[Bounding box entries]
---*---

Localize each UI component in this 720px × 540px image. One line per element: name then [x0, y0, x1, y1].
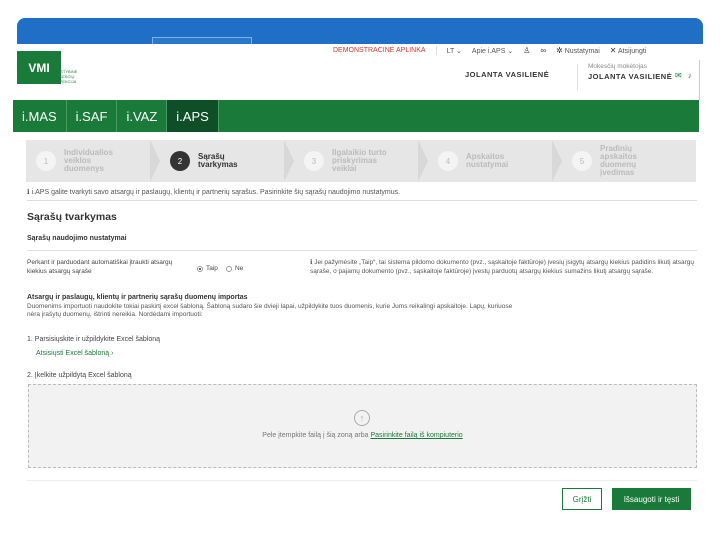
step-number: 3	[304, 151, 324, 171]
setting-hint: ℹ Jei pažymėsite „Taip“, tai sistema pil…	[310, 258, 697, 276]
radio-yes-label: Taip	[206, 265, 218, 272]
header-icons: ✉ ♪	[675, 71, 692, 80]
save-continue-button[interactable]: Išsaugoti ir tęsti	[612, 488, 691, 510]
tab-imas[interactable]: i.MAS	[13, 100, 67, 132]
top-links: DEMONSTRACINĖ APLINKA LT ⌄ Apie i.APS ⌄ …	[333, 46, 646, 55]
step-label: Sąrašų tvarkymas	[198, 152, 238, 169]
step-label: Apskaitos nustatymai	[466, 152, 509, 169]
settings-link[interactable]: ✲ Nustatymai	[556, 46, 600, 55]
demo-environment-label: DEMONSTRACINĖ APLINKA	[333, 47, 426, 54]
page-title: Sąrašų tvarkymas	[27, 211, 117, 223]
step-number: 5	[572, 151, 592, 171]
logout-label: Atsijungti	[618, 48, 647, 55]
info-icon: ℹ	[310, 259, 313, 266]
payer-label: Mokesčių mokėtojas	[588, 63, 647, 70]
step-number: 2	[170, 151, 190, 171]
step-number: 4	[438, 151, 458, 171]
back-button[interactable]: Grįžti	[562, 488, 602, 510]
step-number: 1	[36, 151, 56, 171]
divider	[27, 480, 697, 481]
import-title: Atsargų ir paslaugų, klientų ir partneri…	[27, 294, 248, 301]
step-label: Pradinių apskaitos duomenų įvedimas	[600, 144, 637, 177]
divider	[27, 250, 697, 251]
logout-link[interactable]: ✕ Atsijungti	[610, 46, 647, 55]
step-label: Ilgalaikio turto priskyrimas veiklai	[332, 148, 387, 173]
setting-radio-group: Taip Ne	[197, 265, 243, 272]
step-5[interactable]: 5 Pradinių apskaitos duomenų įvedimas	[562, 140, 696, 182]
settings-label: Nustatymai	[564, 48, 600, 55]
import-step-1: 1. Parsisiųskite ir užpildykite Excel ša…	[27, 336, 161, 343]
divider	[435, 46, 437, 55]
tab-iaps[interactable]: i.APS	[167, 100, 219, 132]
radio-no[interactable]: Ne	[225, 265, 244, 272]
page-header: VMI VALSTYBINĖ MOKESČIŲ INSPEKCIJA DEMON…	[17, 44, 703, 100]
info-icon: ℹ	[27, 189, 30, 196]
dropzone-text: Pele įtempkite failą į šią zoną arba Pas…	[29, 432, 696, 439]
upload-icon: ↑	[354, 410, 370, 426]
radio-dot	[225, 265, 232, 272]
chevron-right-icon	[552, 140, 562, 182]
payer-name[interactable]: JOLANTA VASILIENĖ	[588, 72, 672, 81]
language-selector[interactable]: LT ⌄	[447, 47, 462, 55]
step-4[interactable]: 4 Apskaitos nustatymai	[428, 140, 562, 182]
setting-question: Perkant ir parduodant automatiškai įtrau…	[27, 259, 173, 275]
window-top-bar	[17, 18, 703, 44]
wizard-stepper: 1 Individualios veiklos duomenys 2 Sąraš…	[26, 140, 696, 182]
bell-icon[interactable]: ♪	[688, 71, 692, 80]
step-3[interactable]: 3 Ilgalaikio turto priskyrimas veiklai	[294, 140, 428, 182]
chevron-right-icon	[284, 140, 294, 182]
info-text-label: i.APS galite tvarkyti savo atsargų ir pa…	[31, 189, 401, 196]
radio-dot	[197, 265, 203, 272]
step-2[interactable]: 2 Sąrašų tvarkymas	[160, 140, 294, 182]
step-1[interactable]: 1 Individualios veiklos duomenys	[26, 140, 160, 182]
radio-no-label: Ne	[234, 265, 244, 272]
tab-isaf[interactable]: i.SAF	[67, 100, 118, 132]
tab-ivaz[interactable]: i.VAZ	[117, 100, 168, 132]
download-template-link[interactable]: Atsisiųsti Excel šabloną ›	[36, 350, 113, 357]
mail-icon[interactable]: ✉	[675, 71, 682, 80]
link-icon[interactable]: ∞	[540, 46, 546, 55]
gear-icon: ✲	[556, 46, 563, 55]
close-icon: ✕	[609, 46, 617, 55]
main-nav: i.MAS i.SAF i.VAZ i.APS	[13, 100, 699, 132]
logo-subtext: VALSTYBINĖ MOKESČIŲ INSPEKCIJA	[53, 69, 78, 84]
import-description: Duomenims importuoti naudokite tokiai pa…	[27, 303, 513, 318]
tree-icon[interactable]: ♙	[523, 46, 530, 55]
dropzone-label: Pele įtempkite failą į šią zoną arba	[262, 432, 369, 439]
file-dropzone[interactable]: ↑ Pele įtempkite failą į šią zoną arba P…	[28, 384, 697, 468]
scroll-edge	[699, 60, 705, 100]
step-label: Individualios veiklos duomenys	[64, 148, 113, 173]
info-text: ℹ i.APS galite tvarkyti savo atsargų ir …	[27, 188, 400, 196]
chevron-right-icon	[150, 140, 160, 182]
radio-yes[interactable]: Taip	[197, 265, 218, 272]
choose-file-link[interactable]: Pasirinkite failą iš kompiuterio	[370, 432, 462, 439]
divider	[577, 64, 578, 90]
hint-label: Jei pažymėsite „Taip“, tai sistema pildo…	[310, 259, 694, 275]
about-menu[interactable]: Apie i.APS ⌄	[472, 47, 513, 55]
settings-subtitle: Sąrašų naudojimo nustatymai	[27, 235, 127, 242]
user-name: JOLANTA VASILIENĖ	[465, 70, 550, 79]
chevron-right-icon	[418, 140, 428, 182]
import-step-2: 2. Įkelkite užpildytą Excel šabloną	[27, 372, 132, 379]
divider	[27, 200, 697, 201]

---*---

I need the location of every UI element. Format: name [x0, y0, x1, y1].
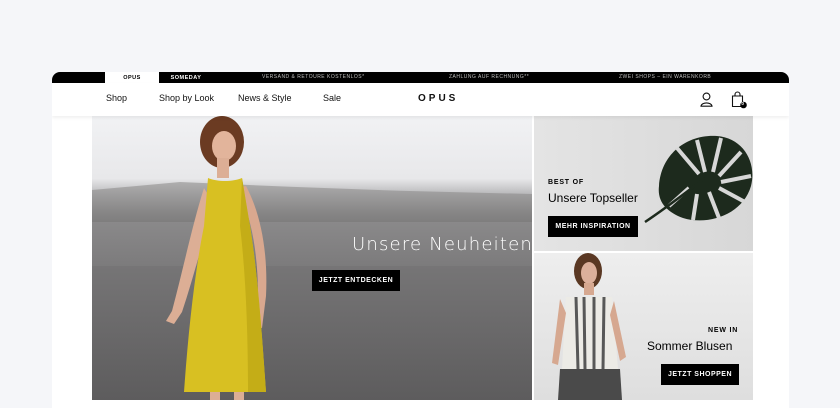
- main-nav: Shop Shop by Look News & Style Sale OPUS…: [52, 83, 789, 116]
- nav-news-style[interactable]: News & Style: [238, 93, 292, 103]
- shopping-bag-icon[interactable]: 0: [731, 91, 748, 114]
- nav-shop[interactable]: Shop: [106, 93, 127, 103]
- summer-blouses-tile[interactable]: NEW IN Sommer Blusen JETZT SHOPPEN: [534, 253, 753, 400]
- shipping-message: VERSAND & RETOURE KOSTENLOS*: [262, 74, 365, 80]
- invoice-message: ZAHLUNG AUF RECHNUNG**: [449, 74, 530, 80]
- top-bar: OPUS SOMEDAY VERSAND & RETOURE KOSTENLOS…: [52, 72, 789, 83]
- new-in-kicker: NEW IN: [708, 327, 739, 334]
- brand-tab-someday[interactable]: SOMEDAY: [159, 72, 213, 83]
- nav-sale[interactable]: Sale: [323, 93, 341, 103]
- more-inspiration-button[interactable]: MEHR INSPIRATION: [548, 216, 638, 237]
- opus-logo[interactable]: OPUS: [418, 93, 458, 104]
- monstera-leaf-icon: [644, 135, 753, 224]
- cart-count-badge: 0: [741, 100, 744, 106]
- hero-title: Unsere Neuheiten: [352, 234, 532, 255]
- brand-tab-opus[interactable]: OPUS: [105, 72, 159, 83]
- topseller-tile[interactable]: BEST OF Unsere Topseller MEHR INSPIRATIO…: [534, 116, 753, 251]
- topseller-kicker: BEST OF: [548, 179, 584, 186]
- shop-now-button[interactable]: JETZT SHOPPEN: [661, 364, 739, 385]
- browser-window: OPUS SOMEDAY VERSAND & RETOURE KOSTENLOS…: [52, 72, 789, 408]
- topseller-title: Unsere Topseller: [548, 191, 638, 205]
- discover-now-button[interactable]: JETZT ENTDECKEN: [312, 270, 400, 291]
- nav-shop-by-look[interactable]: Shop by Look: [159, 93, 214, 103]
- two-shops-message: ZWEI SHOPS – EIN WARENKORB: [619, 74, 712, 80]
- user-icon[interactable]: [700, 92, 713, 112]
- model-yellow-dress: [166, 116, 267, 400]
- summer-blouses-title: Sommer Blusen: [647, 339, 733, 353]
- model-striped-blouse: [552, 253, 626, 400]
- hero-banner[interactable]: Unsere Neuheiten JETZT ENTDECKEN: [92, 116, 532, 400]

---*---

Return the lines of the records starting at the line that contains "- main-nav: Shop" and ending at the line that contains "- invoice-message: ZAHLUNG", both included, reproduced without any change.

- main-nav: Shop Shop by Look News & Style Sale OPUS…: [52, 83, 789, 116]
- nav-news-style[interactable]: News & Style: [238, 93, 292, 103]
- shopping-bag-icon[interactable]: 0: [731, 91, 748, 114]
- nav-shop[interactable]: Shop: [106, 93, 127, 103]
- summer-blouses-tile[interactable]: NEW IN Sommer Blusen JETZT SHOPPEN: [534, 253, 753, 400]
- shipping-message: VERSAND & RETOURE KOSTENLOS*: [262, 74, 365, 80]
- invoice-message: ZAHLUNG AUF RECHNUNG**: [449, 74, 530, 80]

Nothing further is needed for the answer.